Provided entries:
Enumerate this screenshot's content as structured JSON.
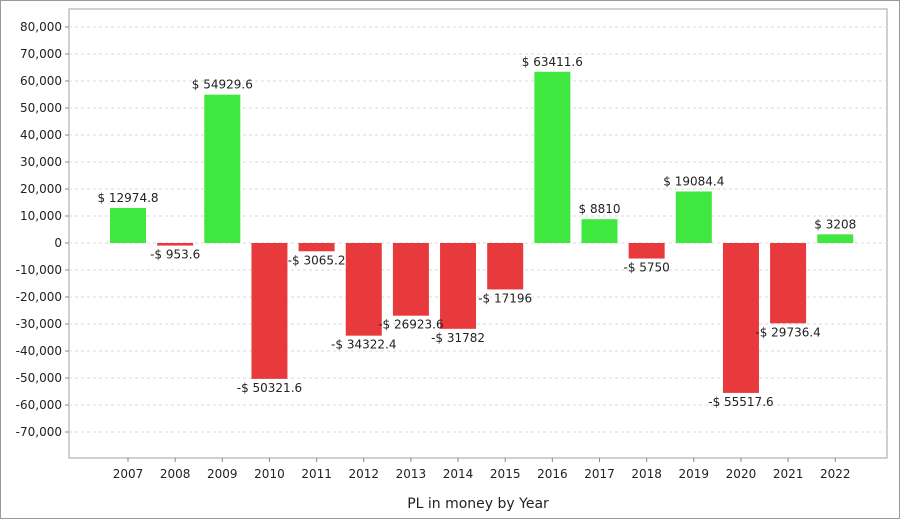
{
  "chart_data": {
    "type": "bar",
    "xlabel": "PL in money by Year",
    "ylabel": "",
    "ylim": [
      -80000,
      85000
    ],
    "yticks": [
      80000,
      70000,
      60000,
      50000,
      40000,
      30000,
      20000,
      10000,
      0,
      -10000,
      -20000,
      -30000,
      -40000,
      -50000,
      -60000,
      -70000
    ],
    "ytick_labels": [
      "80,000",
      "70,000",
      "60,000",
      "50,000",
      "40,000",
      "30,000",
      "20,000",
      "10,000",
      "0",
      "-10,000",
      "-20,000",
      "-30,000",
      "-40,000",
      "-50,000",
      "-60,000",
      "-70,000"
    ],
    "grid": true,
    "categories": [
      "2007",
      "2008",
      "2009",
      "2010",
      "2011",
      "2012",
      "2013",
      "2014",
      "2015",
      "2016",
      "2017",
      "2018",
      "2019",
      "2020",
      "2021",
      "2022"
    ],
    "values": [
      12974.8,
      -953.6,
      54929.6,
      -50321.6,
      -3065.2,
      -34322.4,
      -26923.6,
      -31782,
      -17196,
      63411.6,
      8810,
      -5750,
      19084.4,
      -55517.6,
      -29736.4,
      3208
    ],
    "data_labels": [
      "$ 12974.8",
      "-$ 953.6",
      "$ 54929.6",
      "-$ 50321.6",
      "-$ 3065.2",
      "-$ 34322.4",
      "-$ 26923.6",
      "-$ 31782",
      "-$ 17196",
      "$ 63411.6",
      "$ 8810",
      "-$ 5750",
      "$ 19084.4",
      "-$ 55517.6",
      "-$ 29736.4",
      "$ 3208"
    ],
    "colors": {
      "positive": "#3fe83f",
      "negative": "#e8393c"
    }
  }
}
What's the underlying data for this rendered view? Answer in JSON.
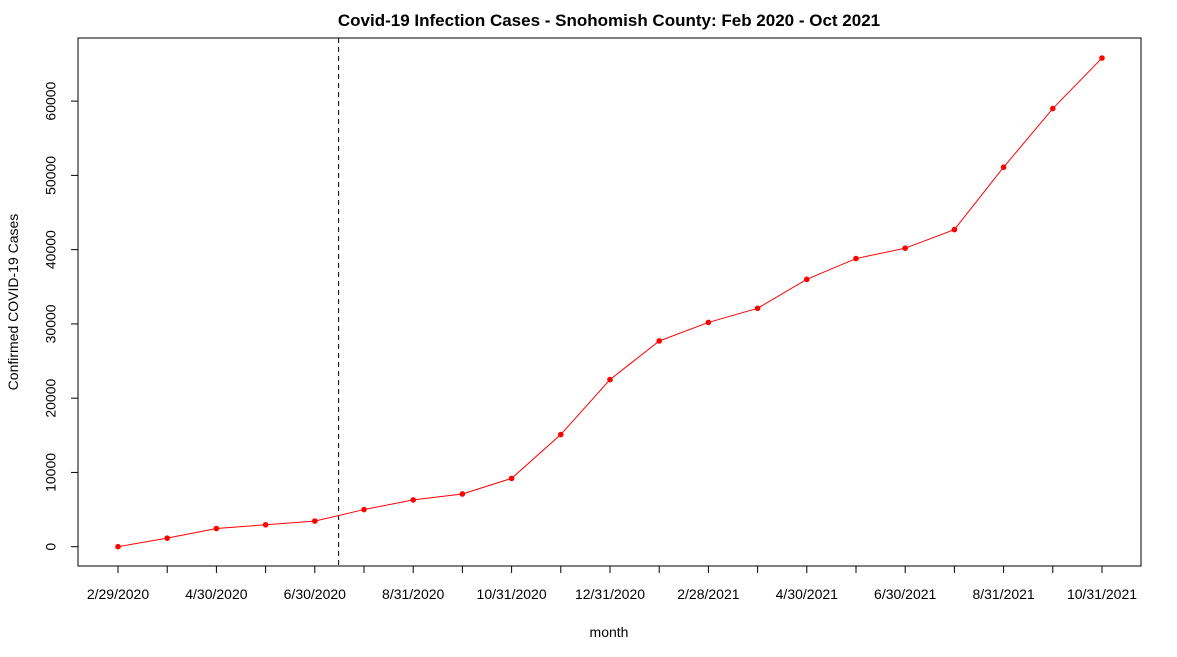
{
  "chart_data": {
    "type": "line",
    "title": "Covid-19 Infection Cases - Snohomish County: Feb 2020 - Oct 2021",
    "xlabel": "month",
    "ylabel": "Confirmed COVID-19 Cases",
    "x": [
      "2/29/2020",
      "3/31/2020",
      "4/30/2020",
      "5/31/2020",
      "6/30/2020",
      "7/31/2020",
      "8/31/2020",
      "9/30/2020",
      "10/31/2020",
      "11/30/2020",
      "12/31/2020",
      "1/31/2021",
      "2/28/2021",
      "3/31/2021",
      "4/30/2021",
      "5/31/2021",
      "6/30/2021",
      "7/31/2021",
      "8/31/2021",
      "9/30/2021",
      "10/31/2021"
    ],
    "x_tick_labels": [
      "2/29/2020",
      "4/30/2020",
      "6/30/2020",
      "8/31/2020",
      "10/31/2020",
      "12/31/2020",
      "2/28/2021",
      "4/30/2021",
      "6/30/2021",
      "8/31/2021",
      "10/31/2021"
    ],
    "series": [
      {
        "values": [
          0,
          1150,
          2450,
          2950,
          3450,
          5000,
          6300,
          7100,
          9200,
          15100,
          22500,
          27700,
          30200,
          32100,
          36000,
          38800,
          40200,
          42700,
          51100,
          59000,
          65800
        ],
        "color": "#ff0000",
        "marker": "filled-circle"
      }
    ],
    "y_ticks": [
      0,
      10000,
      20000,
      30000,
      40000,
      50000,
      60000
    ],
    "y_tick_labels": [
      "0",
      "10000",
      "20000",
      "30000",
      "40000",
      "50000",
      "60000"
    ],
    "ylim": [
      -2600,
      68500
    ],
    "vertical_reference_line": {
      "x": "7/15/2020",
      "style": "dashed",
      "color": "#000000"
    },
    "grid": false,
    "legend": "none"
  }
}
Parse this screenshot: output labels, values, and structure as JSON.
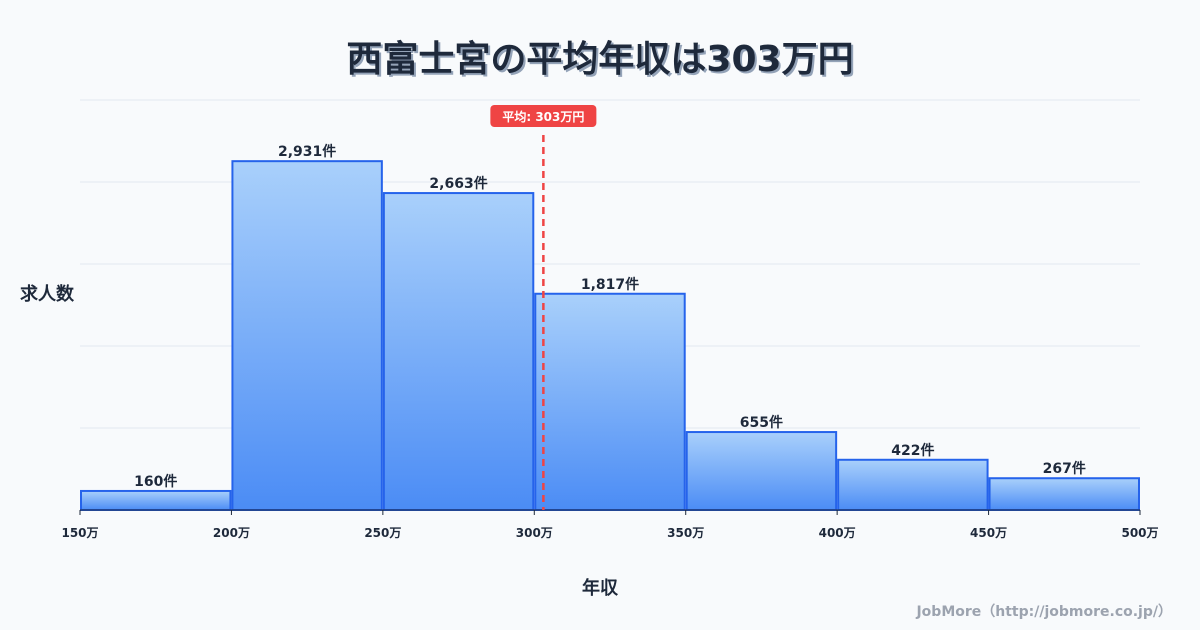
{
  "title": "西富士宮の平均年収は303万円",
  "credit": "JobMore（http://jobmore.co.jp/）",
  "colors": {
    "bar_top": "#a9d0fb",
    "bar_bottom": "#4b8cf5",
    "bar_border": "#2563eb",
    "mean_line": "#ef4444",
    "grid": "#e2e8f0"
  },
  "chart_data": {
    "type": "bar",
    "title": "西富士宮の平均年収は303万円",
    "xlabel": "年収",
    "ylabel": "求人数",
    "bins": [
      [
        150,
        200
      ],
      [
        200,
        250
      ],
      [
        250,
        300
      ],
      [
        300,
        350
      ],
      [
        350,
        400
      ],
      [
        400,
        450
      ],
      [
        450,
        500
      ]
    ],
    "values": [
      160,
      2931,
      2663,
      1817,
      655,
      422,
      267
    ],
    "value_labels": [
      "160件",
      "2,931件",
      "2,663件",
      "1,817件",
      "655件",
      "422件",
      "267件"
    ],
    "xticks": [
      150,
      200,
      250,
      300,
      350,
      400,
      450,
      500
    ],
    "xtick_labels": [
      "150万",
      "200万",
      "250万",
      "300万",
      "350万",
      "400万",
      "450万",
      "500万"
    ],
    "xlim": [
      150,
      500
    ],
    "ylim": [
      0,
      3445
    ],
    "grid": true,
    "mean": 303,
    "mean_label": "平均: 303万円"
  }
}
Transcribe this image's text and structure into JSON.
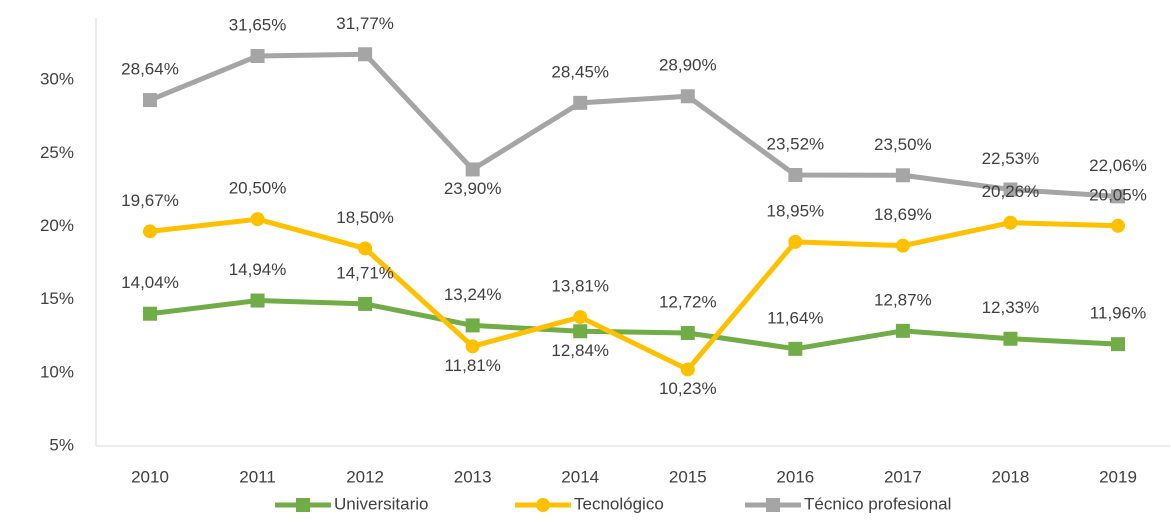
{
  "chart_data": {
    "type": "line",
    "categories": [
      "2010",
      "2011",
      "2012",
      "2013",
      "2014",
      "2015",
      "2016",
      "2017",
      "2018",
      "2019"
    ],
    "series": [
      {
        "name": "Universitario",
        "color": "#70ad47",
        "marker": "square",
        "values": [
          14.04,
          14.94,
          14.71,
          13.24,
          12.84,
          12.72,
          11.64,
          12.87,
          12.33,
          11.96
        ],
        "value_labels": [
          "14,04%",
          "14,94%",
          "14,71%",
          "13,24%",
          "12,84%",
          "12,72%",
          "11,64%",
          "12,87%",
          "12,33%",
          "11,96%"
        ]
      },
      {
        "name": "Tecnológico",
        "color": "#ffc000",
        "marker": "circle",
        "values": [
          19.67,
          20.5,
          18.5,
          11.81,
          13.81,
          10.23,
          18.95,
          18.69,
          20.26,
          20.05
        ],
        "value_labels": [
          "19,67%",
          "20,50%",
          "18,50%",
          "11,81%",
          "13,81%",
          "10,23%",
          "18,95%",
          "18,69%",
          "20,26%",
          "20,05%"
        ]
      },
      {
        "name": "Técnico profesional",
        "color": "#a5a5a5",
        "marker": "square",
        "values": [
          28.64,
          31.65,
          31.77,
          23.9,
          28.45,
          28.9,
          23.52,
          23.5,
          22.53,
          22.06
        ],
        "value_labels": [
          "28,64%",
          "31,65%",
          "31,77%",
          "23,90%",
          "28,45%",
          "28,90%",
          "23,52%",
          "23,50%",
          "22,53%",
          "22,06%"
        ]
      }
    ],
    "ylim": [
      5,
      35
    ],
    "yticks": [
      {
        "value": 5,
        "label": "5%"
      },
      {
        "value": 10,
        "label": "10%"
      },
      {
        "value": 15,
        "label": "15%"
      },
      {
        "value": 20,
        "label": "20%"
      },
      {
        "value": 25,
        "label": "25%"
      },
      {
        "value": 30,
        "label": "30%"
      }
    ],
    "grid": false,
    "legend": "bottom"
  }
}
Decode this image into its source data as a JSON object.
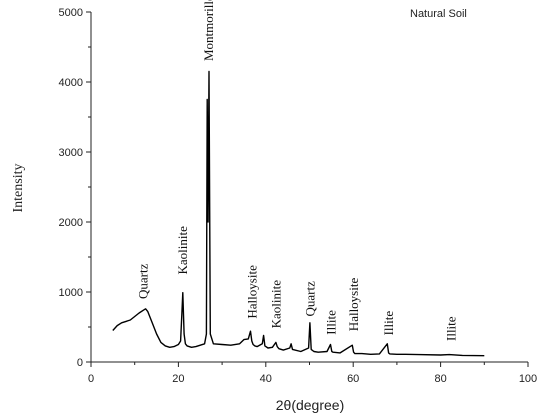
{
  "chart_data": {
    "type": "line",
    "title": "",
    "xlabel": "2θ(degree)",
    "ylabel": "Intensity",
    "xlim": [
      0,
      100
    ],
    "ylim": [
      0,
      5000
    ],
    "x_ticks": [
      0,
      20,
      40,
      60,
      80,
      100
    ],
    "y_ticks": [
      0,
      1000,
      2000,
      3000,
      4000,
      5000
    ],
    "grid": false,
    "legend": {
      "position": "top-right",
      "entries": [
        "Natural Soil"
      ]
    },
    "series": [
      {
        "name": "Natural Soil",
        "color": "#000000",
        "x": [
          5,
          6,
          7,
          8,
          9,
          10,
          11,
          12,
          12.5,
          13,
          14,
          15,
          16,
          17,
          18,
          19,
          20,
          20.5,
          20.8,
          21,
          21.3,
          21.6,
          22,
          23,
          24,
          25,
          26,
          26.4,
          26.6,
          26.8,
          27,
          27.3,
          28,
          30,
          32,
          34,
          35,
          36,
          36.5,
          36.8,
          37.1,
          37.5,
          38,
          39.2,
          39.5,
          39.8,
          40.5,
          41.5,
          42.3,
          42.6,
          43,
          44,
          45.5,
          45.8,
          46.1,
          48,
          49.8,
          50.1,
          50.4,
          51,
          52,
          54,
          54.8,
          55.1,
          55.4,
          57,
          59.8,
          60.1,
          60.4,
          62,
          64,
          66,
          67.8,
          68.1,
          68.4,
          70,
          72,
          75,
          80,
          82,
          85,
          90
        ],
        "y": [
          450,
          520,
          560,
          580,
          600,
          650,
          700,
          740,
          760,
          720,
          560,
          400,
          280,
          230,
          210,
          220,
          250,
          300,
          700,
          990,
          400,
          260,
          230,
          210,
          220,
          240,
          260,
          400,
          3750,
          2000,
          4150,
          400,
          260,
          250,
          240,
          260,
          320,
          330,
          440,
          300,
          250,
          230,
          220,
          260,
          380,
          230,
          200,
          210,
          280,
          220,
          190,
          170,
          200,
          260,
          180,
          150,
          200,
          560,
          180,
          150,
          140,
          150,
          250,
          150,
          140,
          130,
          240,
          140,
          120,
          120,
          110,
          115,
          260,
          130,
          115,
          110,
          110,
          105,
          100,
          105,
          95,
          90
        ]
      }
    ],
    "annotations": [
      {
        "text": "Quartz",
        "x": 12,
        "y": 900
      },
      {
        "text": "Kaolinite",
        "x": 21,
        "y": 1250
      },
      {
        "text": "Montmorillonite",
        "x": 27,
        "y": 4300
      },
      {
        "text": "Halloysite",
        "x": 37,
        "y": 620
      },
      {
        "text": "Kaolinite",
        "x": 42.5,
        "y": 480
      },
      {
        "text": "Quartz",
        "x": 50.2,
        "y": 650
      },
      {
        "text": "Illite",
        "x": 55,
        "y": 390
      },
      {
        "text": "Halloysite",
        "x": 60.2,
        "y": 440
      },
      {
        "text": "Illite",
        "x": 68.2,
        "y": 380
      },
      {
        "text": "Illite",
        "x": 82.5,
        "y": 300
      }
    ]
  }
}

Requirements: Which lines contain the word "title"? Return each of them.

Response to the task:
    "title": "Covid-19 Infection Cases - Snohomish County: Feb 2020 - Oct 2021",
  "title": "西富士宮の平均年収は303万円",
    "title": "西富士宮の平均年収は303万円",
    "title": "",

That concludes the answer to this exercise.